→ EXERCISE MATERIALS:
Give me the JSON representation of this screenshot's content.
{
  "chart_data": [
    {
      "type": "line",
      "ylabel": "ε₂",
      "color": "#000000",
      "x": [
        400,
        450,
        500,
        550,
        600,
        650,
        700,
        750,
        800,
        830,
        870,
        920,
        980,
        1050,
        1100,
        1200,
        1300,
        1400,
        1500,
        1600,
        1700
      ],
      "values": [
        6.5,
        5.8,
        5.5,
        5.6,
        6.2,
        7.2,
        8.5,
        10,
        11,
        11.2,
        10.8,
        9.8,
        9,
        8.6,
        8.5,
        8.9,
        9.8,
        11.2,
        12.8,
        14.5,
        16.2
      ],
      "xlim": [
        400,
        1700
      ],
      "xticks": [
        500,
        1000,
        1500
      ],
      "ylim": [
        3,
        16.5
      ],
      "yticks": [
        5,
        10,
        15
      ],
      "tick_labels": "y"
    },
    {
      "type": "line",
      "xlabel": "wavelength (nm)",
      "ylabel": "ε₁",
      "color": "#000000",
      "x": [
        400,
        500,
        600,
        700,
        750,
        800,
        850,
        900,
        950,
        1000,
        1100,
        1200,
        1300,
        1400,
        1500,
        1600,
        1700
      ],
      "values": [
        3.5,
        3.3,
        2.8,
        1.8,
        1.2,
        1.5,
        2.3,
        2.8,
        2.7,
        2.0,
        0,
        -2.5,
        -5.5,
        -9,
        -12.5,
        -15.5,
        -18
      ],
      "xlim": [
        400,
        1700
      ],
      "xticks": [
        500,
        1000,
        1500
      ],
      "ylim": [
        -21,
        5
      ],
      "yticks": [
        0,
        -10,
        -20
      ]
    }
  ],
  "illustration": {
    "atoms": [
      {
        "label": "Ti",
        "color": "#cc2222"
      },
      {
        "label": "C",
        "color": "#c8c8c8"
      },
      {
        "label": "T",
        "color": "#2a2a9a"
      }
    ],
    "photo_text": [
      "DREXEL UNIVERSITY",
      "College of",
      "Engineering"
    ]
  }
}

* * *

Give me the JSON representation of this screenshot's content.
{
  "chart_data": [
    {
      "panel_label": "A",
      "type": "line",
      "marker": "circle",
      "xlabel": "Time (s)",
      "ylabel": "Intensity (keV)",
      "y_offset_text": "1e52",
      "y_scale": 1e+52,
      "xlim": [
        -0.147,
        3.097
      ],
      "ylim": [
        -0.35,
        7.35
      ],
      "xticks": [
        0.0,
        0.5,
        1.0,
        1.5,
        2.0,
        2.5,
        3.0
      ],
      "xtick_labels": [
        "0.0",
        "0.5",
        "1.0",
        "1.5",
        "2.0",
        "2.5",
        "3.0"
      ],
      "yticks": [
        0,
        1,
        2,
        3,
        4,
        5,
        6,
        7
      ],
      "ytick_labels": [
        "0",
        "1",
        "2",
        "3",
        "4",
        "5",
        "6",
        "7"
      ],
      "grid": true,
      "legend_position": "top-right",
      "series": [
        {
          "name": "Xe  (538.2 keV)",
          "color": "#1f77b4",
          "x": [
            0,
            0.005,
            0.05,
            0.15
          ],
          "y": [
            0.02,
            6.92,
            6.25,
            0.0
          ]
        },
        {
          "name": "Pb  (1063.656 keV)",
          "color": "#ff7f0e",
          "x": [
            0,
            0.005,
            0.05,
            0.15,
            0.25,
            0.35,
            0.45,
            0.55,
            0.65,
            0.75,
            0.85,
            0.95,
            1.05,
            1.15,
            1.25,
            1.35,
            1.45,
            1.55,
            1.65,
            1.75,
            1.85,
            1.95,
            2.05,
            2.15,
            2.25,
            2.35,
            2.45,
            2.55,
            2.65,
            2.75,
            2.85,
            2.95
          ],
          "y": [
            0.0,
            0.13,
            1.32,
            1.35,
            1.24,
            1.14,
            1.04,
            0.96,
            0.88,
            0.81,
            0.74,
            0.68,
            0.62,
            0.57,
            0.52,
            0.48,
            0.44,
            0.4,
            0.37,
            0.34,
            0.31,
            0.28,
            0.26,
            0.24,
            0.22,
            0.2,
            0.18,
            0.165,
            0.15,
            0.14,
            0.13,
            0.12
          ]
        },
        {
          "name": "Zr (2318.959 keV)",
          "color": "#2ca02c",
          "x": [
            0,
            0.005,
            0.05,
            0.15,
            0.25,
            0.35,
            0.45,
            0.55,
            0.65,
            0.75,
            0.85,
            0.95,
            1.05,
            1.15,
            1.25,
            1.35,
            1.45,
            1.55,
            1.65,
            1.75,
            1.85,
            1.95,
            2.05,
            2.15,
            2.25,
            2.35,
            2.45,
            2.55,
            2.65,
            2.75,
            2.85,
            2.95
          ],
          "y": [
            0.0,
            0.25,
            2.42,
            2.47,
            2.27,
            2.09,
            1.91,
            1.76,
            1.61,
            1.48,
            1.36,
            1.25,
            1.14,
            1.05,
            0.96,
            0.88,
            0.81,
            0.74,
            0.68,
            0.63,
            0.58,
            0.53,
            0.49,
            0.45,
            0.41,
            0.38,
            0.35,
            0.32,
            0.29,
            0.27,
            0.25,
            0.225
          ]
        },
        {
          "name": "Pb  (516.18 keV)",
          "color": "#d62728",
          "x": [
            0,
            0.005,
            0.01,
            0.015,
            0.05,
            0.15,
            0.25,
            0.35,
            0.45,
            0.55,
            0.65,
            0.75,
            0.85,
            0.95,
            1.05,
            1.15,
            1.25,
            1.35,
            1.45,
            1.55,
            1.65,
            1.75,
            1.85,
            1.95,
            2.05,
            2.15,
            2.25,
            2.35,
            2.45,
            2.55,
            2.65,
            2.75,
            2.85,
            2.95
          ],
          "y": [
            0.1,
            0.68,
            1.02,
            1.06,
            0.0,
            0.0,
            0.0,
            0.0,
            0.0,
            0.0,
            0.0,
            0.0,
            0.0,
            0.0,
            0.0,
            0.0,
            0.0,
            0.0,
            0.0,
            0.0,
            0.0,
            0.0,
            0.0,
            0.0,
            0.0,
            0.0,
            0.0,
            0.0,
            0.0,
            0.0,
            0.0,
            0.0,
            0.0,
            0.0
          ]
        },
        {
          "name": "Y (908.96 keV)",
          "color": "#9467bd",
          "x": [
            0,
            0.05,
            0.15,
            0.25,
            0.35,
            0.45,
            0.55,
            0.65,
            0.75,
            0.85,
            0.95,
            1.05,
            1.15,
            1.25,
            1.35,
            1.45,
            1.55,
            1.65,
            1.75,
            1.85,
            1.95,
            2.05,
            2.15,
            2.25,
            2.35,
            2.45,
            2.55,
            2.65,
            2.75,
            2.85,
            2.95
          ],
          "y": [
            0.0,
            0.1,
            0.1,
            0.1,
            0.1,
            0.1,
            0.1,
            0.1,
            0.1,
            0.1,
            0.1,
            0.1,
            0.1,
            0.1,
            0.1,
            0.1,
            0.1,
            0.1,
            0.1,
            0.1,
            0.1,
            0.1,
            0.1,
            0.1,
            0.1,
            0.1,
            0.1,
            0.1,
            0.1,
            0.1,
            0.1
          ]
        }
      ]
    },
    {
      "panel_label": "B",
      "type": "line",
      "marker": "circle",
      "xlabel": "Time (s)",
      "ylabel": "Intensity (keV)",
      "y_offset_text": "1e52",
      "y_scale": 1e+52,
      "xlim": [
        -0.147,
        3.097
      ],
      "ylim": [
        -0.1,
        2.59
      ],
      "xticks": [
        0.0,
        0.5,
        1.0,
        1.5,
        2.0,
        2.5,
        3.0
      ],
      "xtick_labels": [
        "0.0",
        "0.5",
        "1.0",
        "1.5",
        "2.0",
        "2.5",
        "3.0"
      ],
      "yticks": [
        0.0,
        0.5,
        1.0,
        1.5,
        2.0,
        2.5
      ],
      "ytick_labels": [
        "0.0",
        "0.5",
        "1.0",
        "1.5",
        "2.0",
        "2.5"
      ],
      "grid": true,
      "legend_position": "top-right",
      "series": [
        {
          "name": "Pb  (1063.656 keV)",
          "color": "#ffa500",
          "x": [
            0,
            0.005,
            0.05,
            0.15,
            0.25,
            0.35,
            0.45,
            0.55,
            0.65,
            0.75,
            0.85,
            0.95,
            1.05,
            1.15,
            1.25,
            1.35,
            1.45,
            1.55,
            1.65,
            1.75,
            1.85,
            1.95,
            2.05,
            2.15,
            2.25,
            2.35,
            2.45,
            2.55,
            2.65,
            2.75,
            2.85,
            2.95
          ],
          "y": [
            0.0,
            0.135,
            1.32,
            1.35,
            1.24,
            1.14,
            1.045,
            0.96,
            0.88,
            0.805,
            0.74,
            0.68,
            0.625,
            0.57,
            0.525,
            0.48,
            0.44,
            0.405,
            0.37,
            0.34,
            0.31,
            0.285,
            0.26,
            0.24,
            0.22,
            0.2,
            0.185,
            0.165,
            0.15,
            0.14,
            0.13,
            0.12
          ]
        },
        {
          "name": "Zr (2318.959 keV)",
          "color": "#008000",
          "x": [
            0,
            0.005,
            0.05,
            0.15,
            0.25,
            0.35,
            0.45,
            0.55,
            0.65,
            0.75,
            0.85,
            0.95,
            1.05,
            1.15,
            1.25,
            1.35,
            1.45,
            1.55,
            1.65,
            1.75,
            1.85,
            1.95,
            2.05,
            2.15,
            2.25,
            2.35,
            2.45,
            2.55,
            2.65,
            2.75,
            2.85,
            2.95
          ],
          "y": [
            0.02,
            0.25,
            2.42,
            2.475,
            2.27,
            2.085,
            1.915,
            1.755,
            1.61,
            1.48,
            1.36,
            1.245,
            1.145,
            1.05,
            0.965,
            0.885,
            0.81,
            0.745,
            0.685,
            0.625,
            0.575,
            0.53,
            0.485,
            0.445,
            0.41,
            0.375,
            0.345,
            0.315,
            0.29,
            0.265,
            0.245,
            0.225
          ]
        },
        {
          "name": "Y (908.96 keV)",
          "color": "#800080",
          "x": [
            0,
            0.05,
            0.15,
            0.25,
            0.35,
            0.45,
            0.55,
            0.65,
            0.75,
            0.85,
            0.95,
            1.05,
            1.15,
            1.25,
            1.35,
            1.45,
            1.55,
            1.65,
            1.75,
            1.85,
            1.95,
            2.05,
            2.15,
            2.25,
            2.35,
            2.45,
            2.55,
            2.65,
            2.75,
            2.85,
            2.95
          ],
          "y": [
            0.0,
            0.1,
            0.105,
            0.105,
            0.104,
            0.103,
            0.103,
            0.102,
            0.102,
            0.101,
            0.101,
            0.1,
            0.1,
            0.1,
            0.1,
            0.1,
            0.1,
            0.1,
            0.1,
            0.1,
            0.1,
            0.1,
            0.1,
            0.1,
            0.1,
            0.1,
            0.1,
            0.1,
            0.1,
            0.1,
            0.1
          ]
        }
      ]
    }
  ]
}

...

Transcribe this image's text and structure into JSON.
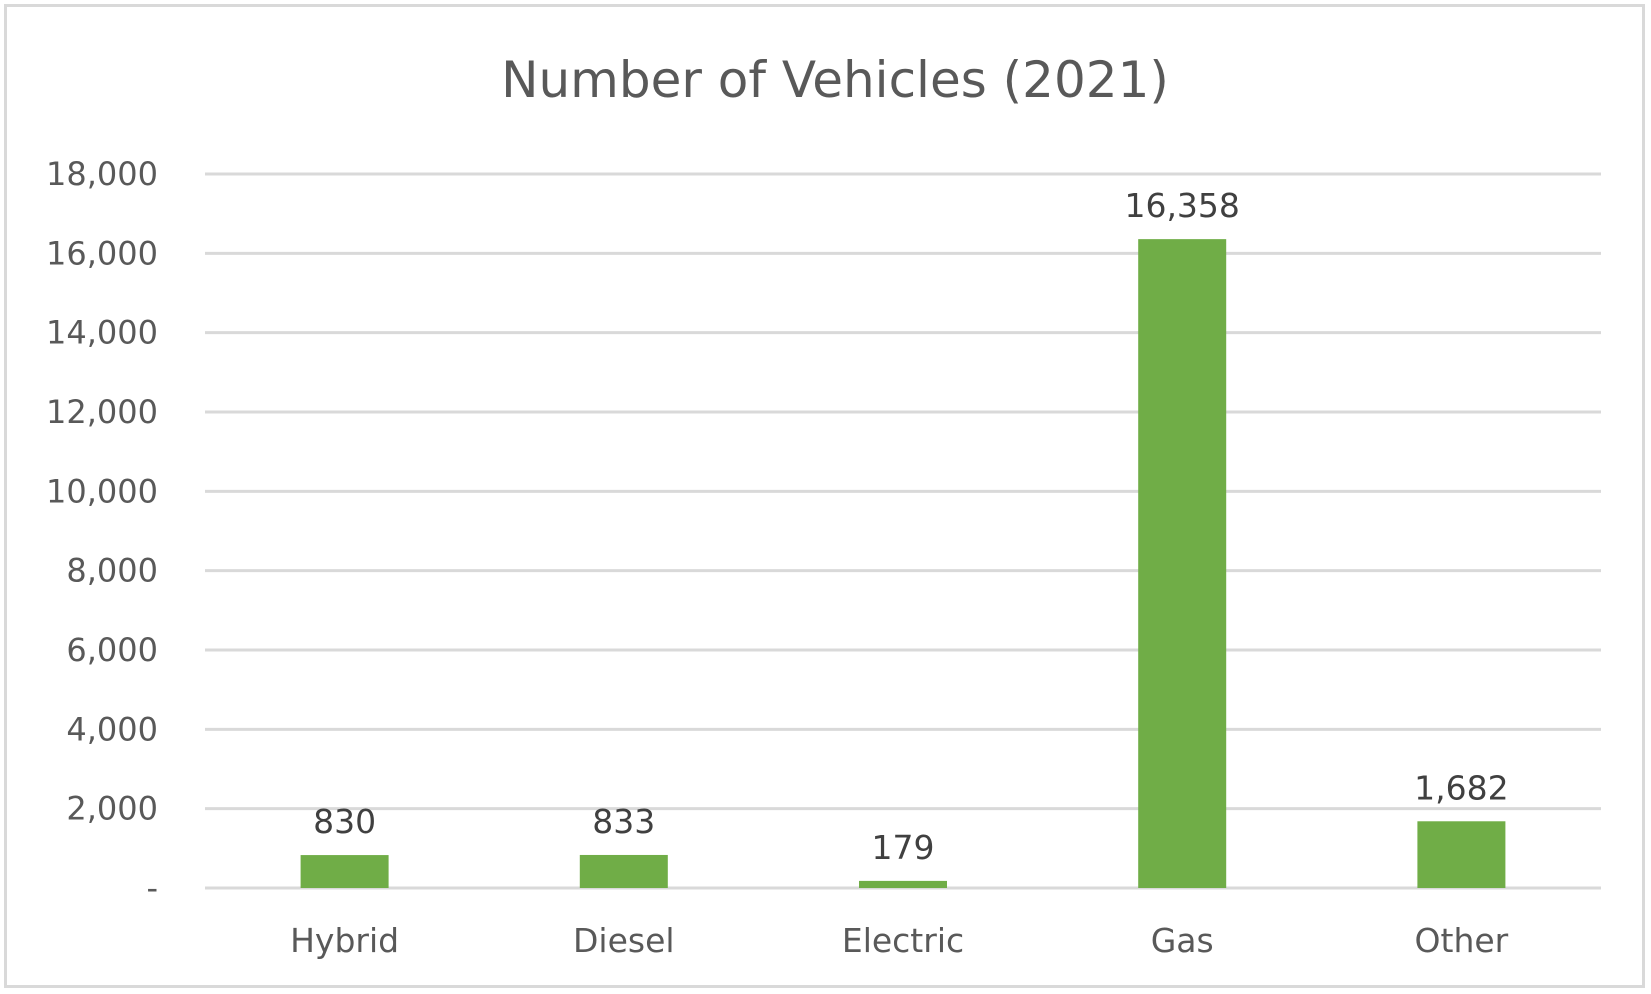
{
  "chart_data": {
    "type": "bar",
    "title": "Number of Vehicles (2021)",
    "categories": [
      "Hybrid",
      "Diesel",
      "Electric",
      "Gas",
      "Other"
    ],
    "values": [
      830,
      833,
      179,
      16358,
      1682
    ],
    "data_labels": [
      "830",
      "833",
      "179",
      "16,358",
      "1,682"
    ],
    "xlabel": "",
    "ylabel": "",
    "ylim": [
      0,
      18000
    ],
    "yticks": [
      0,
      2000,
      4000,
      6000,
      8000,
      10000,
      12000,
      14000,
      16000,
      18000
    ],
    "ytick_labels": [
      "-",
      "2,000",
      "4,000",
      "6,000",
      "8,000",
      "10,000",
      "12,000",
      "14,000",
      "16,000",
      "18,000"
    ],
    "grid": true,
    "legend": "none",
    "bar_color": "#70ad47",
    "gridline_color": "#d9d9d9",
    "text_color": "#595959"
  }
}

→ REQUIREMENT: Filter the listing above for the string "ylabel" and copy every matching line.

→ COMPLETED TASK:
      "ylabel": "ε₂",
      "ylabel": "ε₁",
      "ylabel": "Intensity (keV)",
      "ylabel": "Intensity (keV)",
    "ylabel": "",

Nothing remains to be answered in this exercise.